**What is required**
Using the material below, copy every line where "icon" appears.
******************************
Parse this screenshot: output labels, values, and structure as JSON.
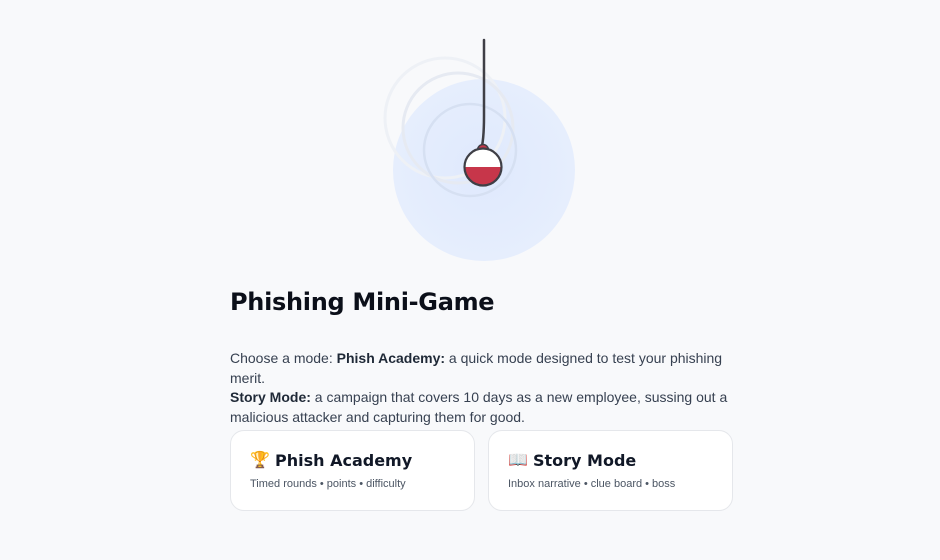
{
  "game": {
    "title": "Phishing Mini-Game",
    "intro_prefix": "Choose a mode: ",
    "academy_name": "Phish Academy:",
    "academy_desc": " a quick mode designed to test your phishing merit.",
    "story_name": "Story Mode:",
    "story_desc": " a campaign that covers 10 days as a new employee, sussing out a malicious attacker and capturing them for good."
  },
  "modes": [
    {
      "icon": "trophy-icon",
      "glyph": "🏆",
      "label": "Phish Academy",
      "subtitle": "Timed rounds • points • difficulty"
    },
    {
      "icon": "open-book-icon",
      "glyph": "📖",
      "label": "Story Mode",
      "subtitle": "Inbox narrative • clue board • boss"
    }
  ],
  "colors": {
    "bobber_red": "#c7364a",
    "bubble_blue": "#dbe7fd",
    "line": "#3f3f46"
  }
}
******************************
**Response below**
      "icon": "trophy-icon",
      "icon": "open-book-icon",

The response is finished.